[Start of AVAILABLE DATA]

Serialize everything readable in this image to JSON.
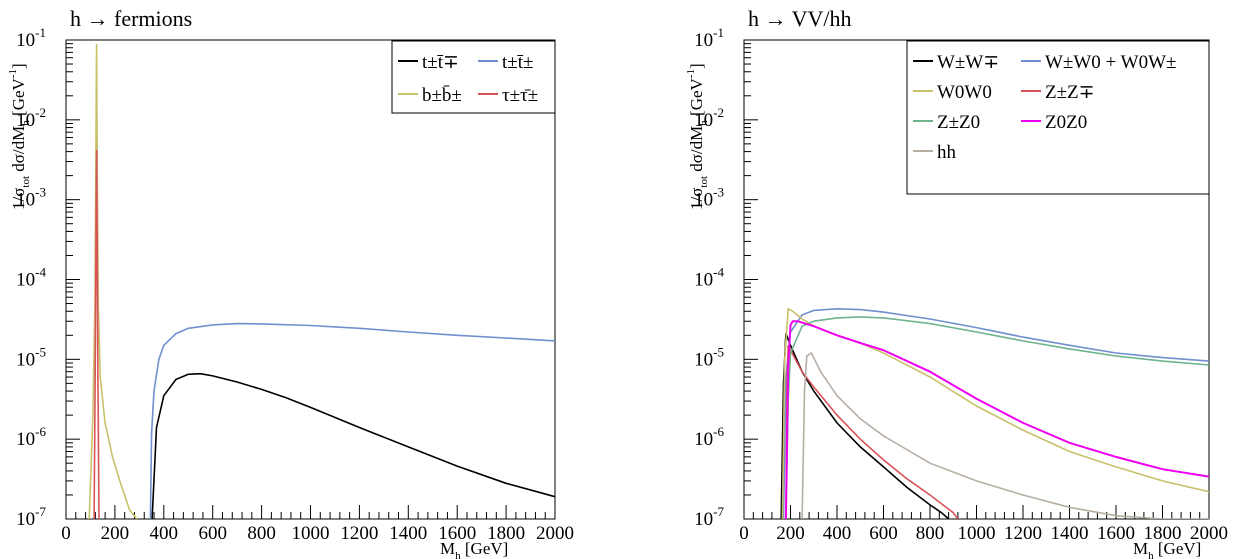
{
  "chart_data": [
    {
      "type": "line",
      "title": "h → fermions",
      "xlabel": "M_h [GeV]",
      "ylabel": "1/σ_tot dσ/dM_h [GeV^-1]",
      "xlim": [
        0,
        2000
      ],
      "ylim": [
        1e-07,
        0.1
      ],
      "yscale": "log",
      "grid": false,
      "legend_position": "top-right",
      "x_ticks": [
        "0",
        "200",
        "400",
        "600",
        "800",
        "1000",
        "1200",
        "1400",
        "1600",
        "1800",
        "2000"
      ],
      "y_ticks": [
        {
          "base": "10",
          "exp": "-7"
        },
        {
          "base": "10",
          "exp": "-6"
        },
        {
          "base": "10",
          "exp": "-5"
        },
        {
          "base": "10",
          "exp": "-4"
        },
        {
          "base": "10",
          "exp": "-3"
        },
        {
          "base": "10",
          "exp": "-2"
        },
        {
          "base": "10",
          "exp": "-1"
        }
      ],
      "series": [
        {
          "name": "t±t̄∓",
          "color": "#000000",
          "x": [
            352,
            370,
            400,
            450,
            500,
            550,
            600,
            700,
            800,
            900,
            1000,
            1200,
            1400,
            1600,
            1800,
            1950,
            2000
          ],
          "y": [
            1e-07,
            1.4e-06,
            3.5e-06,
            5.6e-06,
            6.5e-06,
            6.6e-06,
            6.2e-06,
            5.2e-06,
            4.2e-06,
            3.3e-06,
            2.5e-06,
            1.4e-06,
            8e-07,
            4.6e-07,
            2.8e-07,
            2.1e-07,
            1.9e-07
          ]
        },
        {
          "name": "t±t̄±",
          "color": "#6f8fcf",
          "x": [
            345,
            350,
            360,
            380,
            400,
            450,
            500,
            600,
            700,
            800,
            1000,
            1200,
            1400,
            1600,
            1800,
            2000
          ],
          "y": [
            1e-07,
            1.2e-06,
            4e-06,
            1e-05,
            1.5e-05,
            2.1e-05,
            2.45e-05,
            2.7e-05,
            2.8e-05,
            2.78e-05,
            2.65e-05,
            2.45e-05,
            2.2e-05,
            2e-05,
            1.85e-05,
            1.7e-05
          ]
        },
        {
          "name": "b±b̄±",
          "color": "#c9c06a",
          "x": [
            95,
            110,
            118,
            122,
            124,
            125,
            126,
            128,
            132,
            140,
            160,
            190,
            220,
            260,
            290
          ],
          "y": [
            1e-07,
            2e-06,
            5e-05,
            0.002,
            0.03,
            0.09,
            0.03,
            0.002,
            5e-05,
            6e-06,
            1.6e-06,
            6e-07,
            3e-07,
            1.3e-07,
            1e-07
          ]
        },
        {
          "name": "τ±τ̄±",
          "color": "#d9535a",
          "x": [
            115,
            120,
            123,
            125,
            127,
            130,
            135
          ],
          "y": [
            1e-07,
            1e-05,
            0.0005,
            0.0042,
            0.0005,
            1e-05,
            1e-07
          ]
        }
      ]
    },
    {
      "type": "line",
      "title": "h → VV/hh",
      "xlabel": "M_h [GeV]",
      "ylabel": "1/σ_tot dσ/dM_h [GeV^-1]",
      "xlim": [
        0,
        2000
      ],
      "ylim": [
        1e-07,
        0.1
      ],
      "yscale": "log",
      "grid": false,
      "legend_position": "top-right",
      "x_ticks": [
        "0",
        "200",
        "400",
        "600",
        "800",
        "1000",
        "1200",
        "1400",
        "1600",
        "1800",
        "2000"
      ],
      "y_ticks": [
        {
          "base": "10",
          "exp": "-7"
        },
        {
          "base": "10",
          "exp": "-6"
        },
        {
          "base": "10",
          "exp": "-5"
        },
        {
          "base": "10",
          "exp": "-4"
        },
        {
          "base": "10",
          "exp": "-3"
        },
        {
          "base": "10",
          "exp": "-2"
        },
        {
          "base": "10",
          "exp": "-1"
        }
      ],
      "series": [
        {
          "name": "W±W∓",
          "color": "#000000",
          "x": [
            160,
            170,
            180,
            200,
            250,
            300,
            400,
            500,
            600,
            700,
            800,
            850,
            880
          ],
          "y": [
            1e-07,
            5e-06,
            2.1e-05,
            1.5e-05,
            7e-06,
            4e-06,
            1.6e-06,
            8e-07,
            4.5e-07,
            2.5e-07,
            1.5e-07,
            1.2e-07,
            1e-07
          ]
        },
        {
          "name": "W±W0 + W0W±",
          "color": "#6f8fcf",
          "x": [
            170,
            180,
            200,
            250,
            300,
            400,
            500,
            600,
            800,
            1000,
            1200,
            1400,
            1600,
            1800,
            2000
          ],
          "y": [
            1e-07,
            6e-06,
            2.2e-05,
            3.6e-05,
            4.1e-05,
            4.3e-05,
            4.2e-05,
            3.9e-05,
            3.2e-05,
            2.5e-05,
            1.9e-05,
            1.5e-05,
            1.2e-05,
            1.05e-05,
            9.5e-06
          ]
        },
        {
          "name": "W0W0",
          "color": "#c9c06a",
          "x": [
            165,
            175,
            190,
            210,
            250,
            300,
            400,
            500,
            600,
            800,
            1000,
            1200,
            1400,
            1600,
            1800,
            2000
          ],
          "y": [
            1e-07,
            1e-05,
            4.3e-05,
            4e-05,
            3.2e-05,
            2.6e-05,
            2e-05,
            1.6e-05,
            1.2e-05,
            6e-06,
            2.6e-06,
            1.3e-06,
            7e-07,
            4.5e-07,
            3e-07,
            2.2e-07
          ]
        },
        {
          "name": "Z±Z∓",
          "color": "#d9535a",
          "x": [
            180,
            185,
            190,
            200,
            250,
            300,
            400,
            500,
            600,
            700,
            800,
            900,
            920
          ],
          "y": [
            1e-07,
            5e-06,
            1.5e-05,
            1.3e-05,
            7e-06,
            4.5e-06,
            2e-06,
            1e-06,
            5.5e-07,
            3.2e-07,
            2e-07,
            1.2e-07,
            1e-07
          ]
        },
        {
          "name": "Z±Z0",
          "color": "#6fb38f",
          "x": [
            180,
            190,
            200,
            250,
            300,
            400,
            500,
            600,
            800,
            1000,
            1200,
            1400,
            1600,
            1800,
            2000
          ],
          "y": [
            1e-07,
            3e-06,
            1.2e-05,
            2.6e-05,
            3e-05,
            3.3e-05,
            3.4e-05,
            3.3e-05,
            2.8e-05,
            2.2e-05,
            1.7e-05,
            1.35e-05,
            1.1e-05,
            9.5e-06,
            8.5e-06
          ]
        },
        {
          "name": "Z0Z0",
          "color": "#ee00ee",
          "x": [
            180,
            190,
            200,
            210,
            230,
            300,
            400,
            500,
            600,
            800,
            1000,
            1200,
            1400,
            1600,
            1800,
            2000
          ],
          "y": [
            1e-07,
            8e-06,
            2.7e-05,
            3e-05,
            3e-05,
            2.6e-05,
            2e-05,
            1.6e-05,
            1.3e-05,
            7e-06,
            3.2e-06,
            1.6e-06,
            9e-07,
            6e-07,
            4.2e-07,
            3.4e-07
          ]
        },
        {
          "name": "hh",
          "color": "#b7aea4",
          "x": [
            250,
            260,
            270,
            290,
            330,
            400,
            500,
            600,
            800,
            1000,
            1200,
            1400,
            1600,
            1800,
            2000
          ],
          "y": [
            1e-07,
            4e-06,
            1.1e-05,
            1.2e-05,
            7e-06,
            3.5e-06,
            1.8e-06,
            1.1e-06,
            5e-07,
            3e-07,
            2e-07,
            1.4e-07,
            1.1e-07,
            1e-07,
            1e-07
          ]
        }
      ]
    }
  ]
}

[End of AVAILABLE DATA]

Scan the material line by line and report each one that contains "name".

→ **TASK OUTPUT**:
          "name": "t±t̄∓",
          "name": "t±t̄±",
          "name": "b±b̄±",
          "name": "τ±τ̄±",
          "name": "W±W∓",
          "name": "W±W0 + W0W±",
          "name": "W0W0",
          "name": "Z±Z∓",
          "name": "Z±Z0",
          "name": "Z0Z0",
          "name": "hh",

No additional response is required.